#### TASK DESCRIPTION
Only the pictures are left out: repeat the rest of the entries exactly.

#### DATA PROVIDED

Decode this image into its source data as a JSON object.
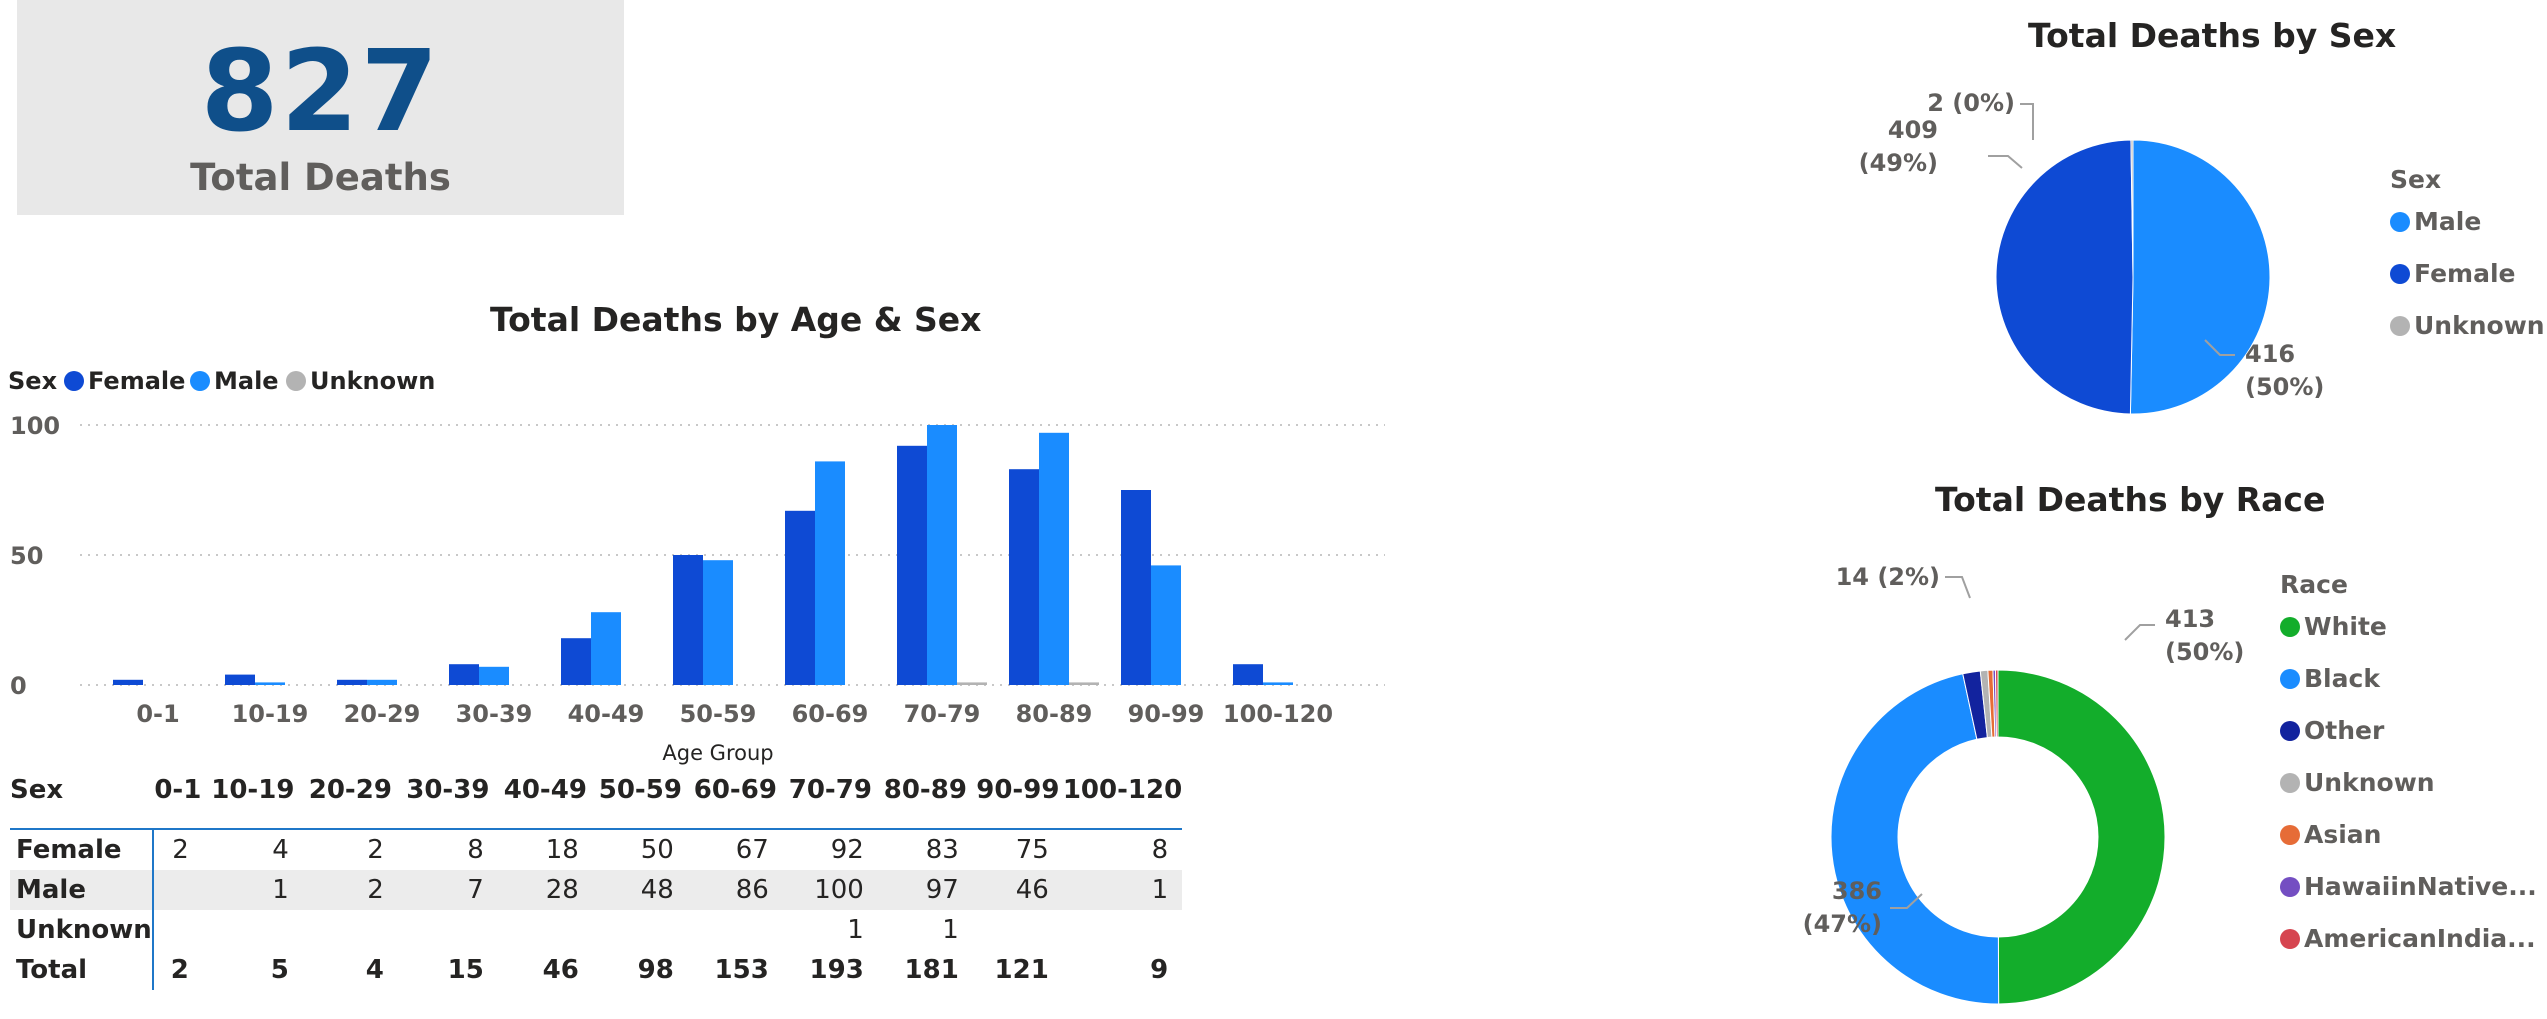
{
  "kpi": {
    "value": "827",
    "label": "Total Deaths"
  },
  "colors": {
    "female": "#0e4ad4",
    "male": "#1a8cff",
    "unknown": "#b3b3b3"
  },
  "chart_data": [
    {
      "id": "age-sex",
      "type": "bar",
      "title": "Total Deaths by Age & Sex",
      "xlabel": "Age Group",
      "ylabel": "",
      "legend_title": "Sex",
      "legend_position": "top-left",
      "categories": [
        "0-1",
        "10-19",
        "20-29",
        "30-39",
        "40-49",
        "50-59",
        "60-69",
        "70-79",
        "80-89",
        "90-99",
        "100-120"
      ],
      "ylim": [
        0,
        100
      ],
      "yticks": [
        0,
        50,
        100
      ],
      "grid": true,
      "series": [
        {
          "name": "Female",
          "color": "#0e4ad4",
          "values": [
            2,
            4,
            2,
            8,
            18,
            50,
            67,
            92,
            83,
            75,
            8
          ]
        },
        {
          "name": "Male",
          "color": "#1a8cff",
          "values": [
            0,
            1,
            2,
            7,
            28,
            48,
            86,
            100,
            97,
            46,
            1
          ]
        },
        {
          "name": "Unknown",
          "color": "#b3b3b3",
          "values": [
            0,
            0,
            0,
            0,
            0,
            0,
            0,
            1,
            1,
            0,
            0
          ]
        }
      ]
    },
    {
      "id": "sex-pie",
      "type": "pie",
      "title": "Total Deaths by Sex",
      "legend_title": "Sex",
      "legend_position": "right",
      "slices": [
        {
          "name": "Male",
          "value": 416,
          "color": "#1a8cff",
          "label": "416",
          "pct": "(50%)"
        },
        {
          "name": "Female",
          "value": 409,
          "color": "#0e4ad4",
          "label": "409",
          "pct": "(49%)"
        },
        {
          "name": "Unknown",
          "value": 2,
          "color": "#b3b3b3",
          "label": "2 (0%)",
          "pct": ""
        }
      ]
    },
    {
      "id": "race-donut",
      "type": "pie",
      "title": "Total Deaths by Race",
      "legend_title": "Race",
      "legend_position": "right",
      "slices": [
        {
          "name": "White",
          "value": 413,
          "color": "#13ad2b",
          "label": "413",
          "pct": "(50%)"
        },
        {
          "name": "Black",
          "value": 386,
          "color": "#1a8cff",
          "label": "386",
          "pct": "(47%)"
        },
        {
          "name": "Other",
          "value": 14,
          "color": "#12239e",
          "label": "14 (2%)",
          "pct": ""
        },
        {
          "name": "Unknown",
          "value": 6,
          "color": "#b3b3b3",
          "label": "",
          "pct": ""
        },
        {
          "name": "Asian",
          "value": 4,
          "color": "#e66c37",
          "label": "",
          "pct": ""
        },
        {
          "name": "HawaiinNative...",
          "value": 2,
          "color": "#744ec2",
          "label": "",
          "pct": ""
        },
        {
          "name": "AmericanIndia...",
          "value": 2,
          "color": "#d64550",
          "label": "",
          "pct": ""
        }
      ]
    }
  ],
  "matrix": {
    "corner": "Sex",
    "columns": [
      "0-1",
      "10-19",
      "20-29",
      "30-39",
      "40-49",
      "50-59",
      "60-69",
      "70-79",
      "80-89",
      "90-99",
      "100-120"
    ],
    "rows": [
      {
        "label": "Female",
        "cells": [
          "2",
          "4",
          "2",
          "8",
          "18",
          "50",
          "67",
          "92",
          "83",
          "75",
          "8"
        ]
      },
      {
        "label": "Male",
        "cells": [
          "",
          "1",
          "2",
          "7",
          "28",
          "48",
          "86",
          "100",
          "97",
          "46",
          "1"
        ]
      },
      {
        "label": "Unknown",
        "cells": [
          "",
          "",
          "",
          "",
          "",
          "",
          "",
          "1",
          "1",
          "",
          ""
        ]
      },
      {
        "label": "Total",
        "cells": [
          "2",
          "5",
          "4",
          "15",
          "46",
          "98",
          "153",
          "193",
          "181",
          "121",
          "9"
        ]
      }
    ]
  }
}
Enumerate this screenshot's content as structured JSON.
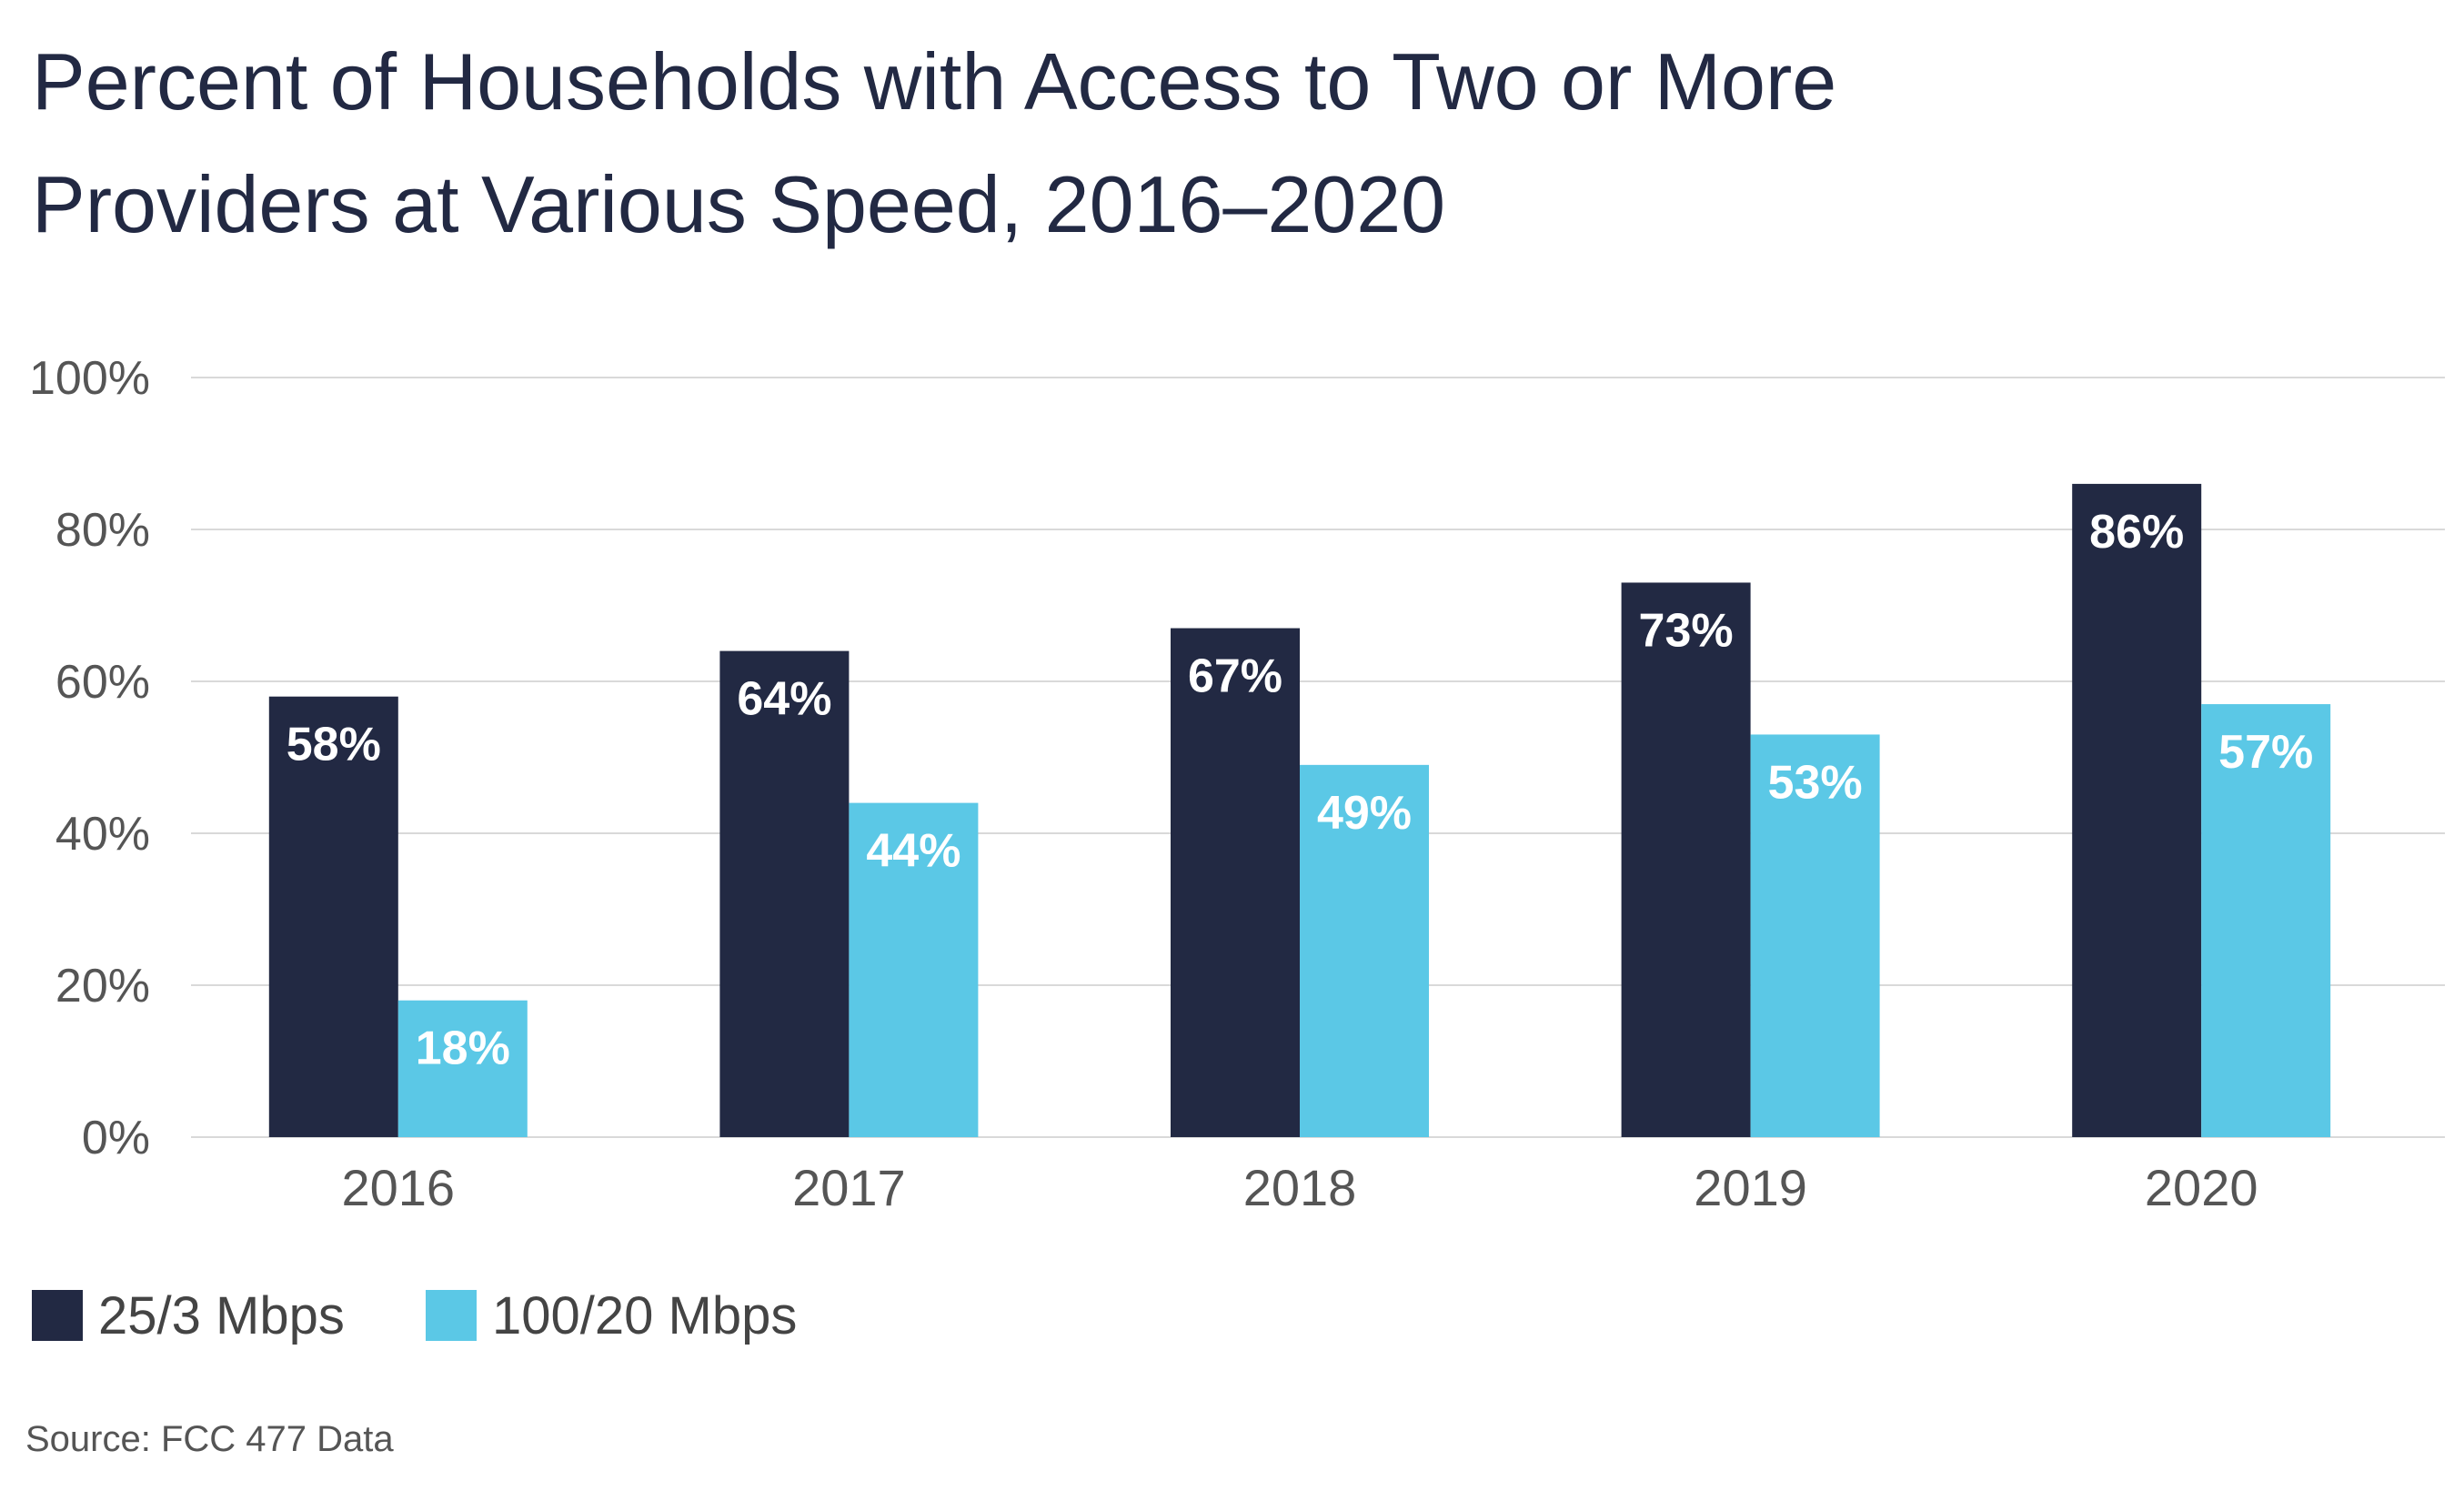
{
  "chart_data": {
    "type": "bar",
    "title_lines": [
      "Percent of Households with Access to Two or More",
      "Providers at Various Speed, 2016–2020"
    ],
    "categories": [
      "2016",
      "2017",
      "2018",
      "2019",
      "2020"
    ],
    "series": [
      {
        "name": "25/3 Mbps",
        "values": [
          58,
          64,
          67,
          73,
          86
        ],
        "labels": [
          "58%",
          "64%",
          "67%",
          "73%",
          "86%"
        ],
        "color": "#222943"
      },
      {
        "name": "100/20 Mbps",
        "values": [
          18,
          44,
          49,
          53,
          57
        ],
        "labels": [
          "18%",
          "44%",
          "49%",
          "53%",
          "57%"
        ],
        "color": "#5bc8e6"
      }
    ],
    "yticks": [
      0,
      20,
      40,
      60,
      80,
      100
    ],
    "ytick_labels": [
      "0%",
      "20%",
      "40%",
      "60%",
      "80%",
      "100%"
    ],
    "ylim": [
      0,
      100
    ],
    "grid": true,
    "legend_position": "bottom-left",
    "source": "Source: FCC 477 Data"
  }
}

#### RIGHT ANSWER
Decode this image into its source data as a JSON object.
{
  "kpi": {
    "value": "827",
    "label": "Total Deaths"
  },
  "colors": {
    "female": "#0e4ad4",
    "male": "#1a8cff",
    "unknown": "#b3b3b3"
  },
  "chart_data": [
    {
      "id": "age-sex",
      "type": "bar",
      "title": "Total Deaths by Age & Sex",
      "xlabel": "Age Group",
      "ylabel": "",
      "legend_title": "Sex",
      "legend_position": "top-left",
      "categories": [
        "0-1",
        "10-19",
        "20-29",
        "30-39",
        "40-49",
        "50-59",
        "60-69",
        "70-79",
        "80-89",
        "90-99",
        "100-120"
      ],
      "ylim": [
        0,
        100
      ],
      "yticks": [
        0,
        50,
        100
      ],
      "grid": true,
      "series": [
        {
          "name": "Female",
          "color": "#0e4ad4",
          "values": [
            2,
            4,
            2,
            8,
            18,
            50,
            67,
            92,
            83,
            75,
            8
          ]
        },
        {
          "name": "Male",
          "color": "#1a8cff",
          "values": [
            0,
            1,
            2,
            7,
            28,
            48,
            86,
            100,
            97,
            46,
            1
          ]
        },
        {
          "name": "Unknown",
          "color": "#b3b3b3",
          "values": [
            0,
            0,
            0,
            0,
            0,
            0,
            0,
            1,
            1,
            0,
            0
          ]
        }
      ]
    },
    {
      "id": "sex-pie",
      "type": "pie",
      "title": "Total Deaths by Sex",
      "legend_title": "Sex",
      "legend_position": "right",
      "slices": [
        {
          "name": "Male",
          "value": 416,
          "color": "#1a8cff",
          "label": "416",
          "pct": "(50%)"
        },
        {
          "name": "Female",
          "value": 409,
          "color": "#0e4ad4",
          "label": "409",
          "pct": "(49%)"
        },
        {
          "name": "Unknown",
          "value": 2,
          "color": "#b3b3b3",
          "label": "2 (0%)",
          "pct": ""
        }
      ]
    },
    {
      "id": "race-donut",
      "type": "pie",
      "title": "Total Deaths by Race",
      "legend_title": "Race",
      "legend_position": "right",
      "slices": [
        {
          "name": "White",
          "value": 413,
          "color": "#13ad2b",
          "label": "413",
          "pct": "(50%)"
        },
        {
          "name": "Black",
          "value": 386,
          "color": "#1a8cff",
          "label": "386",
          "pct": "(47%)"
        },
        {
          "name": "Other",
          "value": 14,
          "color": "#12239e",
          "label": "14 (2%)",
          "pct": ""
        },
        {
          "name": "Unknown",
          "value": 6,
          "color": "#b3b3b3",
          "label": "",
          "pct": ""
        },
        {
          "name": "Asian",
          "value": 4,
          "color": "#e66c37",
          "label": "",
          "pct": ""
        },
        {
          "name": "HawaiinNative...",
          "value": 2,
          "color": "#744ec2",
          "label": "",
          "pct": ""
        },
        {
          "name": "AmericanIndia...",
          "value": 2,
          "color": "#d64550",
          "label": "",
          "pct": ""
        }
      ]
    }
  ],
  "matrix": {
    "corner": "Sex",
    "columns": [
      "0-1",
      "10-19",
      "20-29",
      "30-39",
      "40-49",
      "50-59",
      "60-69",
      "70-79",
      "80-89",
      "90-99",
      "100-120"
    ],
    "rows": [
      {
        "label": "Female",
        "cells": [
          "2",
          "4",
          "2",
          "8",
          "18",
          "50",
          "67",
          "92",
          "83",
          "75",
          "8"
        ]
      },
      {
        "label": "Male",
        "cells": [
          "",
          "1",
          "2",
          "7",
          "28",
          "48",
          "86",
          "100",
          "97",
          "46",
          "1"
        ]
      },
      {
        "label": "Unknown",
        "cells": [
          "",
          "",
          "",
          "",
          "",
          "",
          "",
          "1",
          "1",
          "",
          ""
        ]
      },
      {
        "label": "Total",
        "cells": [
          "2",
          "5",
          "4",
          "15",
          "46",
          "98",
          "153",
          "193",
          "181",
          "121",
          "9"
        ]
      }
    ]
  }
}
Enumerate this screenshot's content as structured JSON.
{
  "chart_data": {
    "type": "bar",
    "title_lines": [
      "Percent of Households with Access to Two or More",
      "Providers at Various Speed, 2016–2020"
    ],
    "categories": [
      "2016",
      "2017",
      "2018",
      "2019",
      "2020"
    ],
    "series": [
      {
        "name": "25/3 Mbps",
        "values": [
          58,
          64,
          67,
          73,
          86
        ],
        "labels": [
          "58%",
          "64%",
          "67%",
          "73%",
          "86%"
        ],
        "color": "#222943"
      },
      {
        "name": "100/20 Mbps",
        "values": [
          18,
          44,
          49,
          53,
          57
        ],
        "labels": [
          "18%",
          "44%",
          "49%",
          "53%",
          "57%"
        ],
        "color": "#5bc8e6"
      }
    ],
    "yticks": [
      0,
      20,
      40,
      60,
      80,
      100
    ],
    "ytick_labels": [
      "0%",
      "20%",
      "40%",
      "60%",
      "80%",
      "100%"
    ],
    "ylim": [
      0,
      100
    ],
    "grid": true,
    "legend_position": "bottom-left",
    "source": "Source: FCC 477 Data"
  }
}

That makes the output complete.